**What you will do:** The records below must be output exactly, without pictures.
::: The data
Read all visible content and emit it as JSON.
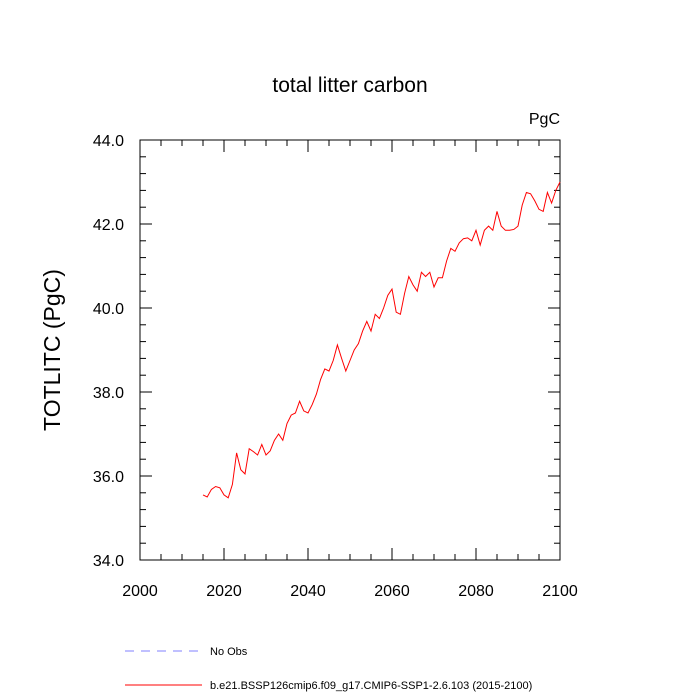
{
  "chart_data": {
    "type": "line",
    "title": "total litter carbon",
    "units_label": "PgC",
    "ylabel": "TOTLITC  (PgC)",
    "xlabel": "",
    "xlim": [
      2000,
      2100
    ],
    "ylim": [
      34.0,
      44.0
    ],
    "x_ticks": [
      2000,
      2020,
      2040,
      2060,
      2080,
      2100
    ],
    "x_tick_labels": [
      "2000",
      "2020",
      "2040",
      "2060",
      "2080",
      "2100"
    ],
    "y_ticks": [
      34.0,
      36.0,
      38.0,
      40.0,
      42.0,
      44.0
    ],
    "y_tick_labels": [
      "34.0",
      "36.0",
      "38.0",
      "40.0",
      "42.0",
      "44.0"
    ],
    "grid": false,
    "legend_position": "bottom-left, below plot",
    "legend": [
      {
        "label": "No Obs",
        "color": "#8080ff",
        "dash": "dashed"
      },
      {
        "label": "b.e21.BSSP126cmip6.f09_g17.CMIP6-SSP1-2.6.103 (2015-2100)",
        "color": "#ff0000",
        "dash": "solid"
      }
    ],
    "series": [
      {
        "name": "b.e21.BSSP126cmip6.f09_g17.CMIP6-SSP1-2.6.103 (2015-2100)",
        "color": "#ff0000",
        "x": [
          2015,
          2016,
          2017,
          2018,
          2019,
          2020,
          2021,
          2022,
          2023,
          2024,
          2025,
          2026,
          2027,
          2028,
          2029,
          2030,
          2031,
          2032,
          2033,
          2034,
          2035,
          2036,
          2037,
          2038,
          2039,
          2040,
          2041,
          2042,
          2043,
          2044,
          2045,
          2046,
          2047,
          2048,
          2049,
          2050,
          2051,
          2052,
          2053,
          2054,
          2055,
          2056,
          2057,
          2058,
          2059,
          2060,
          2061,
          2062,
          2063,
          2064,
          2065,
          2066,
          2067,
          2068,
          2069,
          2070,
          2071,
          2072,
          2073,
          2074,
          2075,
          2076,
          2077,
          2078,
          2079,
          2080,
          2081,
          2082,
          2083,
          2084,
          2085,
          2086,
          2087,
          2088,
          2089,
          2090,
          2091,
          2092,
          2093,
          2094,
          2095,
          2096,
          2097,
          2098,
          2099,
          2100
        ],
        "values": [
          35.55,
          35.5,
          35.68,
          35.75,
          35.72,
          35.55,
          35.48,
          35.8,
          36.55,
          36.15,
          36.05,
          36.65,
          36.58,
          36.5,
          36.75,
          36.5,
          36.6,
          36.85,
          37.0,
          36.85,
          37.25,
          37.45,
          37.5,
          37.78,
          37.55,
          37.5,
          37.7,
          37.95,
          38.3,
          38.55,
          38.5,
          38.75,
          39.12,
          38.8,
          38.5,
          38.75,
          39.0,
          39.15,
          39.45,
          39.68,
          39.45,
          39.85,
          39.75,
          40.0,
          40.3,
          40.45,
          39.9,
          39.85,
          40.35,
          40.75,
          40.55,
          40.4,
          40.85,
          40.75,
          40.85,
          40.5,
          40.72,
          40.72,
          41.12,
          41.42,
          41.35,
          41.55,
          41.65,
          41.67,
          41.6,
          41.85,
          41.5,
          41.85,
          41.95,
          41.85,
          42.3,
          41.95,
          41.85,
          41.85,
          41.87,
          41.95,
          42.45,
          42.75,
          42.72,
          42.55,
          42.35,
          42.3,
          42.75,
          42.5,
          42.8,
          43.0
        ]
      }
    ]
  }
}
::::::
**Worked solution:**
Read all visible content and emit it as JSON.
{
  "chart_data": {
    "type": "line",
    "title": "total litter carbon",
    "units_label": "PgC",
    "ylabel": "TOTLITC  (PgC)",
    "xlabel": "",
    "xlim": [
      2000,
      2100
    ],
    "ylim": [
      34.0,
      44.0
    ],
    "x_ticks": [
      2000,
      2020,
      2040,
      2060,
      2080,
      2100
    ],
    "x_tick_labels": [
      "2000",
      "2020",
      "2040",
      "2060",
      "2080",
      "2100"
    ],
    "y_ticks": [
      34.0,
      36.0,
      38.0,
      40.0,
      42.0,
      44.0
    ],
    "y_tick_labels": [
      "34.0",
      "36.0",
      "38.0",
      "40.0",
      "42.0",
      "44.0"
    ],
    "grid": false,
    "legend_position": "bottom-left, below plot",
    "legend": [
      {
        "label": "No Obs",
        "color": "#8080ff",
        "dash": "dashed"
      },
      {
        "label": "b.e21.BSSP126cmip6.f09_g17.CMIP6-SSP1-2.6.103 (2015-2100)",
        "color": "#ff0000",
        "dash": "solid"
      }
    ],
    "series": [
      {
        "name": "b.e21.BSSP126cmip6.f09_g17.CMIP6-SSP1-2.6.103 (2015-2100)",
        "color": "#ff0000",
        "x": [
          2015,
          2016,
          2017,
          2018,
          2019,
          2020,
          2021,
          2022,
          2023,
          2024,
          2025,
          2026,
          2027,
          2028,
          2029,
          2030,
          2031,
          2032,
          2033,
          2034,
          2035,
          2036,
          2037,
          2038,
          2039,
          2040,
          2041,
          2042,
          2043,
          2044,
          2045,
          2046,
          2047,
          2048,
          2049,
          2050,
          2051,
          2052,
          2053,
          2054,
          2055,
          2056,
          2057,
          2058,
          2059,
          2060,
          2061,
          2062,
          2063,
          2064,
          2065,
          2066,
          2067,
          2068,
          2069,
          2070,
          2071,
          2072,
          2073,
          2074,
          2075,
          2076,
          2077,
          2078,
          2079,
          2080,
          2081,
          2082,
          2083,
          2084,
          2085,
          2086,
          2087,
          2088,
          2089,
          2090,
          2091,
          2092,
          2093,
          2094,
          2095,
          2096,
          2097,
          2098,
          2099,
          2100
        ],
        "values": [
          35.55,
          35.5,
          35.68,
          35.75,
          35.72,
          35.55,
          35.48,
          35.8,
          36.55,
          36.15,
          36.05,
          36.65,
          36.58,
          36.5,
          36.75,
          36.5,
          36.6,
          36.85,
          37.0,
          36.85,
          37.25,
          37.45,
          37.5,
          37.78,
          37.55,
          37.5,
          37.7,
          37.95,
          38.3,
          38.55,
          38.5,
          38.75,
          39.12,
          38.8,
          38.5,
          38.75,
          39.0,
          39.15,
          39.45,
          39.68,
          39.45,
          39.85,
          39.75,
          40.0,
          40.3,
          40.45,
          39.9,
          39.85,
          40.35,
          40.75,
          40.55,
          40.4,
          40.85,
          40.75,
          40.85,
          40.5,
          40.72,
          40.72,
          41.12,
          41.42,
          41.35,
          41.55,
          41.65,
          41.67,
          41.6,
          41.85,
          41.5,
          41.85,
          41.95,
          41.85,
          42.3,
          41.95,
          41.85,
          41.85,
          41.87,
          41.95,
          42.45,
          42.75,
          42.72,
          42.55,
          42.35,
          42.3,
          42.75,
          42.5,
          42.8,
          43.0
        ]
      }
    ]
  }
}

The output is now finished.